■ **GOAL OF THE EXERCISE**: Respond with nothing but the number of lines in this data that include the word "INCARCERATED".

■ **DATA SECTION**:
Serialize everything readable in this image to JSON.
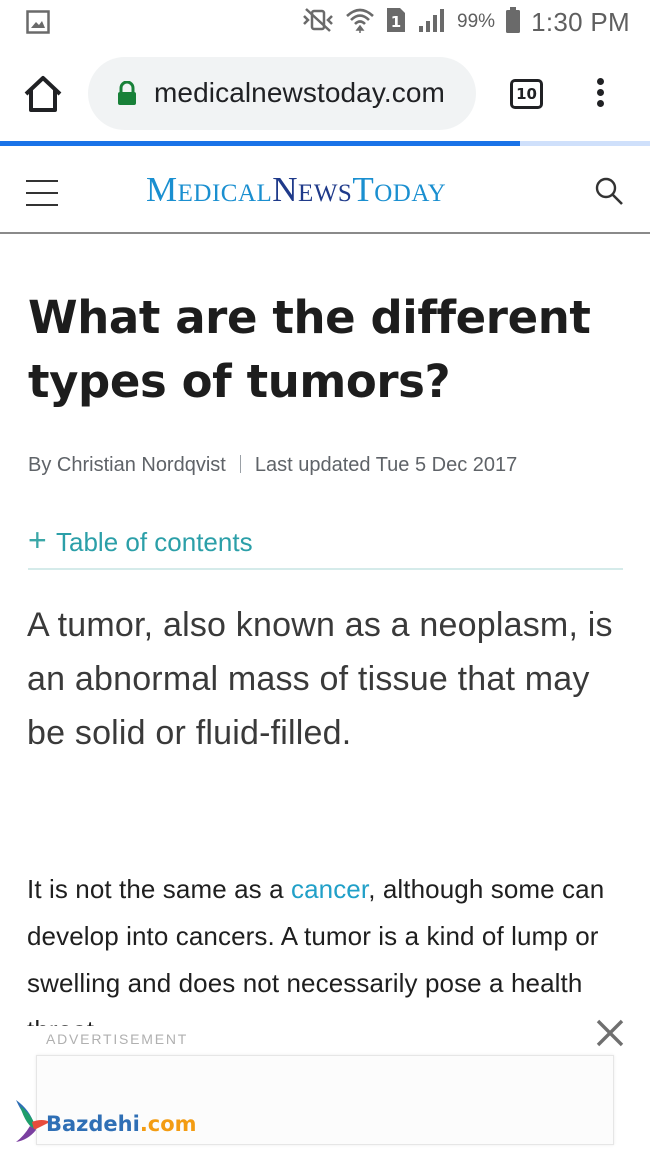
{
  "status_bar": {
    "battery": "99%",
    "time": "1:30 PM",
    "sim_slot": "1",
    "icons": [
      "gallery-notification-icon",
      "vibrate-mute-icon",
      "wifi-icon",
      "sim-icon",
      "signal-icon",
      "battery-icon"
    ]
  },
  "browser": {
    "url": "medicalnewstoday.com",
    "tab_count": "10",
    "page_load_progress": 0.8,
    "icons": [
      "home-icon",
      "lock-icon",
      "tabs-icon",
      "overflow-menu-icon"
    ]
  },
  "site_header": {
    "logo_part1": "Medical",
    "logo_part2": "News",
    "logo_part3": "Today",
    "icons": [
      "hamburger-menu-icon",
      "search-icon"
    ]
  },
  "article": {
    "title": "What are the different types of tumors?",
    "author": "By Christian Nordqvist",
    "updated": "Last updated Tue 5 Dec 2017",
    "toc_label": "Table of contents",
    "toc_icon": "plus-icon",
    "lede": "A tumor, also known as a neoplasm, is an abnormal mass of tissue that may be solid or fluid-filled.",
    "body_before_link": "It is not the same as a ",
    "body_link": "cancer",
    "body_after_link": ", although some can develop into cancers. A tumor is a kind of lump or swelling and does not necessarily pose a health threat."
  },
  "ad": {
    "label": "ADVERTISEMENT",
    "close_icon": "close-icon"
  },
  "watermark": {
    "text_part1": "Bazdehi",
    "text_part2": ".com"
  },
  "colors": {
    "browser_progress": "#1a73e8",
    "logo_teal": "#1a8fd0",
    "logo_navy": "#1f3a8a",
    "link": "#21a0c8",
    "toc": "#2b9fa8",
    "lock_green": "#188038"
  }
}
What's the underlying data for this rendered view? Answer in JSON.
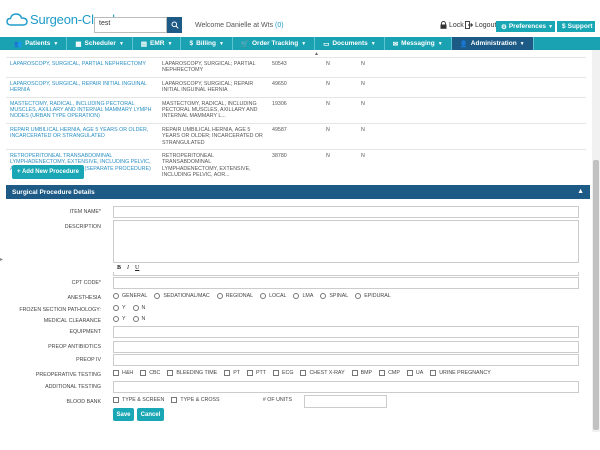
{
  "header": {
    "logo_text": "Surgeon-Cloud",
    "search_value": "test",
    "welcome": "Welcome Danielle at Wts",
    "welcome_count": "(0)",
    "lock": "Lock",
    "logout": "Logout",
    "preferences": "Preferences",
    "support": "Support"
  },
  "nav": {
    "items": [
      {
        "label": "Patients"
      },
      {
        "label": "Scheduler"
      },
      {
        "label": "EMR"
      },
      {
        "label": "Billing"
      },
      {
        "label": "Order Tracking"
      },
      {
        "label": "Documents"
      },
      {
        "label": "Messaging"
      },
      {
        "label": "Administration"
      }
    ]
  },
  "procedures": {
    "rows": [
      {
        "name": "LAPAROSCOPY, SURGICAL, PARTIAL NEPHRECTOMY",
        "desc": "LAPAROSCOPY, SURGICAL; PARTIAL NEPHRECTOMY",
        "cpt": "50543",
        "f1": "N",
        "f2": "N"
      },
      {
        "name": "LAPAROSCOPY, SURGICAL, REPAIR INITIAL INGUINAL HERNIA",
        "desc": "LAPAROSCOPY, SURGICAL; REPAIR INITIAL INGUINAL HERNIA",
        "cpt": "49650",
        "f1": "N",
        "f2": "N"
      },
      {
        "name": "MASTECTOMY, RADICAL, INCLUDING PECTORAL MUSCLES, AXILLARY AND INTERNAL MAMMARY LYMPH NODES (URBAN TYPE OPERATION)",
        "desc": "MASTECTOMY, RADICAL, INCLUDING PECTORAL MUSCLES, AXILLARY AND INTERNAL MAMMARY L...",
        "cpt": "19306",
        "f1": "N",
        "f2": "N"
      },
      {
        "name": "REPAIR UMBILICAL HERNIA, AGE 5 YEARS OR OLDER, INCARCERATED OR STRANGULATED",
        "desc": "REPAIR UMBILICAL HERNIA, AGE 5 YEARS OR OLDER; INCARCERATED OR STRANGULATED",
        "cpt": "49587",
        "f1": "N",
        "f2": "N"
      },
      {
        "name": "RETROPERITONEAL TRANSABDOMINAL LYMPHADENECTOMY, EXTENSIVE, INCLUDING PELVIC, AORTIC, AND RENAL NODES (SEPARATE PROCEDURE)",
        "desc": "RETROPERITONEAL TRANSABDOMINAL LYMPHADENECTOMY, EXTENSIVE, INCLUDING PELVIC, AOR...",
        "cpt": "38780",
        "f1": "N",
        "f2": "N"
      }
    ]
  },
  "add_button": "+ Add New Procedure",
  "details": {
    "title": "Surgical Procedure Details",
    "item_name_label": "ITEM NAME*",
    "description_label": "DESCRIPTION",
    "rte_bold": "B",
    "rte_italic": "I",
    "rte_underline": "U",
    "cpt_label": "CPT CODE*",
    "anesthesia_label": "ANESTHESIA",
    "anesthesia_options": [
      "GENERAL",
      "SEDATIONAL/MAC",
      "REGIONAL",
      "LOCAL",
      "LMA",
      "SPINAL",
      "EPIDURAL"
    ],
    "frozen_label": "FROZEN SECTION PATHOLOGY:",
    "medical_label": "MEDICAL CLEARANCE",
    "yes": "Y",
    "no": "N",
    "equipment_label": "EQUIPMENT",
    "antibiotics_label": "PREOP ANTIBIOTICS",
    "iv_label": "PREOP IV",
    "testing_label": "PREOPERATIVE TESTING",
    "testing_options": [
      "H&H",
      "CBC",
      "BLEEDING TIME",
      "PT",
      "PTT",
      "ECG",
      "CHEST X-RAY",
      "BMP",
      "CMP",
      "UA",
      "URINE PREGNANCY"
    ],
    "additional_label": "ADDITIONAL TESTING",
    "blood_label": "BLOOD BANK",
    "blood_options": [
      "TYPE & SCREEN",
      "TYPE & CROSS"
    ],
    "units_label": "# OF UNITS",
    "save": "Save",
    "cancel": "Cancel"
  },
  "colors": {
    "teal": "#1aa7b5",
    "navy": "#1d5a86",
    "link": "#2a8fc4"
  }
}
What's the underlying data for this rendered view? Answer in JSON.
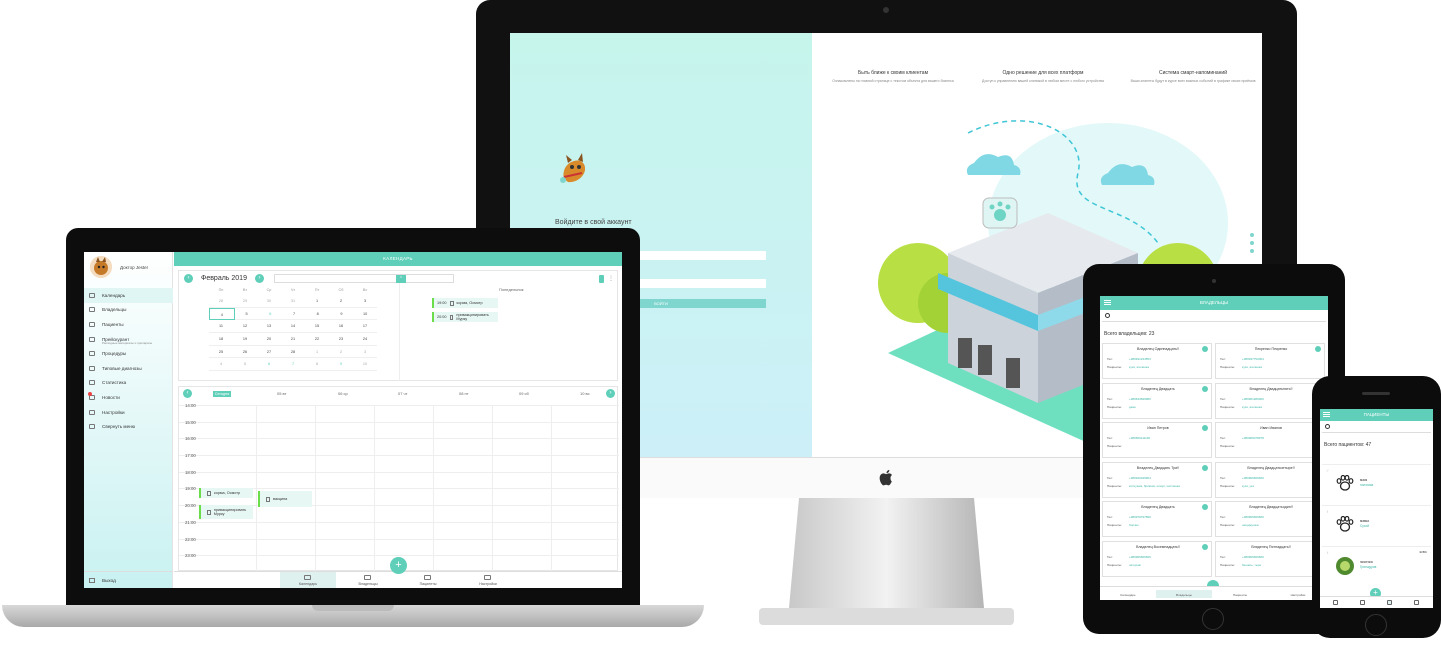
{
  "imac": {
    "login_title": "Войдите в свой аккаунт",
    "login_button": "ВОЙТИ",
    "features": [
      {
        "title": "Быть ближе к своим клиентам",
        "desc": "Ознакомлены на главной странице с текстом объекта для вашего бизнеса"
      },
      {
        "title": "Одно решение для всех платформ",
        "desc": "Доступ к управлению вашей клиникой в любом месте с любого устройства"
      },
      {
        "title": "Система смарт-напоминаний",
        "desc": "Ваши клиенты будут в курсе всех важных событий в графике своих приёмов"
      }
    ]
  },
  "laptop": {
    "topbar_title": "КАЛЕНДАРЬ",
    "doctor_name": "Доктор Jester",
    "menu": [
      {
        "label": "Календарь",
        "icon": "calendar-icon",
        "active": true
      },
      {
        "label": "Владельцы",
        "icon": "owners-icon"
      },
      {
        "label": "Пациенты",
        "icon": "patients-icon"
      },
      {
        "label": "Прейскурант",
        "icon": "pricelist-icon",
        "sub": "Расходные материалы и препараты"
      },
      {
        "label": "Процедуры",
        "icon": "procedures-icon"
      },
      {
        "label": "Типовые диагнозы",
        "icon": "diagnoses-icon"
      },
      {
        "label": "Статистика",
        "icon": "statistics-icon"
      },
      {
        "label": "Новости",
        "icon": "news-icon",
        "badge": true
      },
      {
        "label": "Настройки",
        "icon": "settings-icon"
      },
      {
        "label": "Свернуть меню",
        "icon": "collapse-icon"
      }
    ],
    "logout_label": "Выход",
    "month_label": "Февраль 2019",
    "weekdays": [
      "Пн",
      "Вт",
      "Ср",
      "Чт",
      "Пт",
      "Сб",
      "Вс"
    ],
    "mini_calendar": [
      [
        "28",
        "29",
        "30",
        "31",
        "1",
        "2",
        "3"
      ],
      [
        "4",
        "5",
        "6",
        "7",
        "8",
        "9",
        "10"
      ],
      [
        "11",
        "12",
        "13",
        "14",
        "15",
        "16",
        "17"
      ],
      [
        "18",
        "19",
        "20",
        "21",
        "22",
        "23",
        "24"
      ],
      [
        "25",
        "26",
        "27",
        "28",
        "1",
        "2",
        "3"
      ],
      [
        "4",
        "5",
        "6",
        "7",
        "8",
        "9",
        "10"
      ]
    ],
    "day_label": "Понедельник",
    "day_appointments": [
      {
        "time": "19:00",
        "title": "корма, Осмотр"
      },
      {
        "time": "20:00",
        "title": "привакцинировать Мурку"
      }
    ],
    "week_today": "Сегодня",
    "week_days": [
      "05 вт",
      "06 ср",
      "07 чт",
      "08 пт",
      "09 сб",
      "10 вс"
    ],
    "times": [
      "14:00",
      "15:00",
      "16:00",
      "17:00",
      "18:00",
      "19:00",
      "20:00",
      "21:00",
      "22:00",
      "23:00"
    ],
    "week_events": [
      {
        "title": "корма, Осмотр"
      },
      {
        "title": "привакцинировать Мурку"
      },
      {
        "title": "вакцина"
      }
    ],
    "bottom_tabs": [
      "Календарь",
      "Владельцы",
      "Пациенты",
      "Настройки"
    ],
    "fab": "+"
  },
  "tablet": {
    "title": "ВЛАДЕЛЬЦЫ",
    "count_text": "Всего владельцев: 23",
    "owners": [
      {
        "name": "Владелец Одиннадцать!!",
        "phone": "+380931234553",
        "patients": "кузя, ягелинка"
      },
      {
        "name": "Пекренко Пекренко",
        "phone": "+380937752004",
        "patients": "кузя, ягелинка"
      },
      {
        "name": "Владелец Двадцать",
        "phone": "+380633699980",
        "patients": "джек"
      },
      {
        "name": "Владелец Двадцатьпять!!",
        "phone": "+380961280000",
        "patients": "кузя, ягелинка"
      },
      {
        "name": "Иван Петров",
        "phone": "+380669111130",
        "patients": ""
      },
      {
        "name": "Иван Иванов",
        "phone": "+380966078978",
        "patients": ""
      },
      {
        "name": "Владелец Двадцать Три!!",
        "phone": "+380940049904",
        "patients": "копчушка, бривчик, шпорт, копчишка"
      },
      {
        "name": "Владелец Двадцатьчетыре!!",
        "phone": "+380966666666",
        "patients": "кузя, уез"
      },
      {
        "name": "Владелец Двадцать",
        "phone": "+380979797896",
        "patients": "борчик"
      },
      {
        "name": "Владелец Двадцатьодин!!",
        "phone": "+380966666666",
        "patients": "шинджушка"
      },
      {
        "name": "Владелец Восемнадцать!!",
        "phone": "+380966666666",
        "patients": "шпорчик"
      },
      {
        "name": "Владелец Пятнадцать!!",
        "phone": "+380966666666",
        "patients": "бешаль, тырк"
      }
    ],
    "label_phone": "Тел:",
    "label_patients": "Пациенты:",
    "bottom_tabs": [
      "Календарь",
      "Владельцы",
      "Пациенты",
      "Настройки"
    ]
  },
  "phone": {
    "title": "ПАЦИЕНТЫ",
    "count_text": "Всего пациентов: 47",
    "patients": [
      {
        "name": "мася",
        "owner": "пологикa",
        "tag": ""
      },
      {
        "name": "мавка",
        "owner": "Сухой",
        "tag": ""
      },
      {
        "name": "экзотика",
        "owner": "Гринщуров",
        "tag": "Ж/ВС"
      }
    ],
    "fab": "+"
  }
}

■ **YOUR RESPONSE**: 2